> [WRITTEN PROBLEM] Take every line where the string "this" appears and copy it.
--------------------------------------------------
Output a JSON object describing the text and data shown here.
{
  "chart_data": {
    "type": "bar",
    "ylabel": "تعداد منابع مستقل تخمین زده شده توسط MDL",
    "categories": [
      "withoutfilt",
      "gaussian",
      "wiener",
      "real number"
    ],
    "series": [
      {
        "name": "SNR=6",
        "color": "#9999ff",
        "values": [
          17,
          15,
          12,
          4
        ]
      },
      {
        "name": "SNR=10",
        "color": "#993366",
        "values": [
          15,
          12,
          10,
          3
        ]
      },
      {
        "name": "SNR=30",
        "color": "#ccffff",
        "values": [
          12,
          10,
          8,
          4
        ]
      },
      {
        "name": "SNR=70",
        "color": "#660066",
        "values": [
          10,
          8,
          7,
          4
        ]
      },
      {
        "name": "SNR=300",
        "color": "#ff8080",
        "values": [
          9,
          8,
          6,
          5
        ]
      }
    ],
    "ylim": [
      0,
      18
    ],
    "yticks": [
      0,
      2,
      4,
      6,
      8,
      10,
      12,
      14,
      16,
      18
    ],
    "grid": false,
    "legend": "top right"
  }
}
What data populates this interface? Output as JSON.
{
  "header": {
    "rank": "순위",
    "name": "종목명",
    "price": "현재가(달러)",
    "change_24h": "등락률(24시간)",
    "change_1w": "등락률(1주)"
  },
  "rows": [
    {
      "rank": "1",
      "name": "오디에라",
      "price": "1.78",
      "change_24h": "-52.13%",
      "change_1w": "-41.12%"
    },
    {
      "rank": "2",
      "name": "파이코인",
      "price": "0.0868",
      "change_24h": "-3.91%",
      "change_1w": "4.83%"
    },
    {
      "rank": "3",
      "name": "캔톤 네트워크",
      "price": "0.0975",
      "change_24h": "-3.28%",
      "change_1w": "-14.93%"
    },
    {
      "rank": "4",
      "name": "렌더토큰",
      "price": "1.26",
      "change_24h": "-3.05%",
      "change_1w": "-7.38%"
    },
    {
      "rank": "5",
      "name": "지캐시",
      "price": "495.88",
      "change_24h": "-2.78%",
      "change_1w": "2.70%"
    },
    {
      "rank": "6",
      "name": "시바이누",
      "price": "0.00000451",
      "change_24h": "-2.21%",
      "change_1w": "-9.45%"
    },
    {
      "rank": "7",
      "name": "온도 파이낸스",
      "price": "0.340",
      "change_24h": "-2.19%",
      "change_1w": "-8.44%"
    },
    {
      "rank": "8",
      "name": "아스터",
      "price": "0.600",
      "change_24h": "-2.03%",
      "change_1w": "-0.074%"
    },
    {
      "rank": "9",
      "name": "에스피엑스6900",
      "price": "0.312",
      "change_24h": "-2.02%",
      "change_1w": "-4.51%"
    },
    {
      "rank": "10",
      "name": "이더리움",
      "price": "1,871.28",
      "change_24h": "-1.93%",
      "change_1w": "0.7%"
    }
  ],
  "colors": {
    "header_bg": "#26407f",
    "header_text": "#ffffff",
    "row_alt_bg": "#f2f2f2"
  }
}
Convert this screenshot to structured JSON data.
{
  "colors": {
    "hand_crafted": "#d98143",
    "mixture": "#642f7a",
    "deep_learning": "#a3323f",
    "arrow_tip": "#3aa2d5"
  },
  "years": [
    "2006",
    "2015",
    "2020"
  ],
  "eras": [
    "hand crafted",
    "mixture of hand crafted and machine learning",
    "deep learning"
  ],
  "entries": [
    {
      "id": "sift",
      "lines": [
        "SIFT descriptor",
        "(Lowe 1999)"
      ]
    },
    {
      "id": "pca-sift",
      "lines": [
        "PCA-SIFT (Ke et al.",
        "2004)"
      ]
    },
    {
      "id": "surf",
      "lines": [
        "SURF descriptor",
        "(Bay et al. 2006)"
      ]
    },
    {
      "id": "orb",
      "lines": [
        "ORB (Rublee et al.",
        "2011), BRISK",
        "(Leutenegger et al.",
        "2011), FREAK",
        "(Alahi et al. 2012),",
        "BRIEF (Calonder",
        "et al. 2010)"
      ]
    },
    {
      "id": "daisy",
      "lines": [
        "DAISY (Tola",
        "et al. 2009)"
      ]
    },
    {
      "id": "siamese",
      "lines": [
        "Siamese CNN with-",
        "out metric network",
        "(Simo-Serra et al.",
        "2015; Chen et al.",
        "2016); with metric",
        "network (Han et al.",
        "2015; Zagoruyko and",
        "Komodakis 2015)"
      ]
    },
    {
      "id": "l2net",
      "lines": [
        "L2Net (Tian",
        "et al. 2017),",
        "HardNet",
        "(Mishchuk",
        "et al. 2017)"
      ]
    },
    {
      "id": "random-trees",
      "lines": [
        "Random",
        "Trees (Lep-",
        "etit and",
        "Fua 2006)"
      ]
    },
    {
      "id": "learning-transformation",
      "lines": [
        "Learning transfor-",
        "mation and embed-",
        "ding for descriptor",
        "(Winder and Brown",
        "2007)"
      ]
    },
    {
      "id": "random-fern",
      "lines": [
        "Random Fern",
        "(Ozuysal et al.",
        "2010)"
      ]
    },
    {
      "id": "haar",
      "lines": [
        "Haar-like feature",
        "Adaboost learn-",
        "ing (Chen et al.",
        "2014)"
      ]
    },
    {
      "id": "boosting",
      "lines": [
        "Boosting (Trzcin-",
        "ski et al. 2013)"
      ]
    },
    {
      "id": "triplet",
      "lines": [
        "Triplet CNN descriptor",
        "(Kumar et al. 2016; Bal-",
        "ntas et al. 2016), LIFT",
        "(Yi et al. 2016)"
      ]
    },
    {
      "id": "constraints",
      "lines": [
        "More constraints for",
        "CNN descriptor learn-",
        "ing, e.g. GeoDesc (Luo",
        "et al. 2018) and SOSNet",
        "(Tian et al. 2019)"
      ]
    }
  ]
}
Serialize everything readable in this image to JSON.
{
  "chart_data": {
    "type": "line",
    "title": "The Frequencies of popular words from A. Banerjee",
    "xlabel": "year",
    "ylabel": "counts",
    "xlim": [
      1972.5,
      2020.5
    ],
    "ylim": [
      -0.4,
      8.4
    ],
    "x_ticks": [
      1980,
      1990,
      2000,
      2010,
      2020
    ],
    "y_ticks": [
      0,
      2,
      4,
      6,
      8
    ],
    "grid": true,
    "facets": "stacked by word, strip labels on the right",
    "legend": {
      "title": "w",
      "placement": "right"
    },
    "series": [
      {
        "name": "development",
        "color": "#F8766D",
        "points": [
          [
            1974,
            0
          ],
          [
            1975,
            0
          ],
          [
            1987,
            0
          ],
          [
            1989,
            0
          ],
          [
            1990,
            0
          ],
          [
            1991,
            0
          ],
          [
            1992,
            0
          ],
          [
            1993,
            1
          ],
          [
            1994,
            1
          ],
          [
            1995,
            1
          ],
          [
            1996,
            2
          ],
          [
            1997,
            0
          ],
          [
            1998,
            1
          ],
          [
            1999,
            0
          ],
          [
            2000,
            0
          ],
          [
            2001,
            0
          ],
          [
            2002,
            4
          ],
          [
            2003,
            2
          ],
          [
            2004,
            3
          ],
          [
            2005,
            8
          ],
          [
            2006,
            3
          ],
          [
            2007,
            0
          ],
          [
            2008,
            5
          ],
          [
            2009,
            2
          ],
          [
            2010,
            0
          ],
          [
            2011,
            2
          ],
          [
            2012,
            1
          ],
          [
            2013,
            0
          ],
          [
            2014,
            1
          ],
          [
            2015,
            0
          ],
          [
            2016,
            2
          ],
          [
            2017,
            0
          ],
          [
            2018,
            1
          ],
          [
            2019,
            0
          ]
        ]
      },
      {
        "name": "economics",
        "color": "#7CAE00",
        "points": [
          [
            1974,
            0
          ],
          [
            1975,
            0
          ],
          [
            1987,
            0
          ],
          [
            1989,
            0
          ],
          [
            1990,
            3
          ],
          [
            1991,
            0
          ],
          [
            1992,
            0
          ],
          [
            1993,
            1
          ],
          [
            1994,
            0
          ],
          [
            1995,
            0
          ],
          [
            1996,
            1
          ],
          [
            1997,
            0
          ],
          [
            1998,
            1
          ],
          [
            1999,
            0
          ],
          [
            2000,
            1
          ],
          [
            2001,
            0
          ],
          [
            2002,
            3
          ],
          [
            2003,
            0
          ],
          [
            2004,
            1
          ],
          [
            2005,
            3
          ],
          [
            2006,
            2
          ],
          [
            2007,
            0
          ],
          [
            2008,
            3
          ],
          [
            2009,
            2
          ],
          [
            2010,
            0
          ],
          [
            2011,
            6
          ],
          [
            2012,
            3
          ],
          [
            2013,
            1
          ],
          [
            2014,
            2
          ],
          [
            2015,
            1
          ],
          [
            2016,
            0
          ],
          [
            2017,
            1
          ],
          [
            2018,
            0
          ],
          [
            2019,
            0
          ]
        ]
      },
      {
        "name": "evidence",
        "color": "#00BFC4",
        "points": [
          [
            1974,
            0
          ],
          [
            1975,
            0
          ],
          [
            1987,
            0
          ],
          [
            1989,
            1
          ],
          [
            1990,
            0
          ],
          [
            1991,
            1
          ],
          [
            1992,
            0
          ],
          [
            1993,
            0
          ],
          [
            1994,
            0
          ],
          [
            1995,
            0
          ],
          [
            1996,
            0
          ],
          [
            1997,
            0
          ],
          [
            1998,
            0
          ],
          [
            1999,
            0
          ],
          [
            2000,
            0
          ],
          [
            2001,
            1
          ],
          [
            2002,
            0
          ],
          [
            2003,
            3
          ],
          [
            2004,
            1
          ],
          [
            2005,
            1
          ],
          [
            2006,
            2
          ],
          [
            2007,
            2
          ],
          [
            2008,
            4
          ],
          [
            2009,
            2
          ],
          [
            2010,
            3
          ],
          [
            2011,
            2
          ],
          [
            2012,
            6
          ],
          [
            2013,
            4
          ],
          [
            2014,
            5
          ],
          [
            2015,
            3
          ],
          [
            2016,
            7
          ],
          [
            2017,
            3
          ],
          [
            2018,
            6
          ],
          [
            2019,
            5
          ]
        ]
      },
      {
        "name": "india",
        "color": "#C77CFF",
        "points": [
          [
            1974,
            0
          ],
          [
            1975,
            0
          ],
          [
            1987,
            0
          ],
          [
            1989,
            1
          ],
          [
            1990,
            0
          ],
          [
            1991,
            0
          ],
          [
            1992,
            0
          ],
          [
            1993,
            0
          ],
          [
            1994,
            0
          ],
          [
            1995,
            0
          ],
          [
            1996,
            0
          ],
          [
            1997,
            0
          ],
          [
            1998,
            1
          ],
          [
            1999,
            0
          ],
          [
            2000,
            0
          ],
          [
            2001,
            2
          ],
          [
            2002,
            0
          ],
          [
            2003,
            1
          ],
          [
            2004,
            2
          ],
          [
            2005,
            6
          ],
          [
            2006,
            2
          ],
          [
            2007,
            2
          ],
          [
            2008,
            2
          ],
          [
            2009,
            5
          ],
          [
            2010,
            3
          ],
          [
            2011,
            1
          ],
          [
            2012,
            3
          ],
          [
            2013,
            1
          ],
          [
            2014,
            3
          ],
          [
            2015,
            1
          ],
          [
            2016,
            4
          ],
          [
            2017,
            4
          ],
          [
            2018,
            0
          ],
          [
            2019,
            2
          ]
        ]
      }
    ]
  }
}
--------------------------------------------------
> [FINISHED ANSWER]
What data populates this interface? Output as JSON.
Convert this screenshot to structured JSON data.
Serialize everything readable in this image to JSON.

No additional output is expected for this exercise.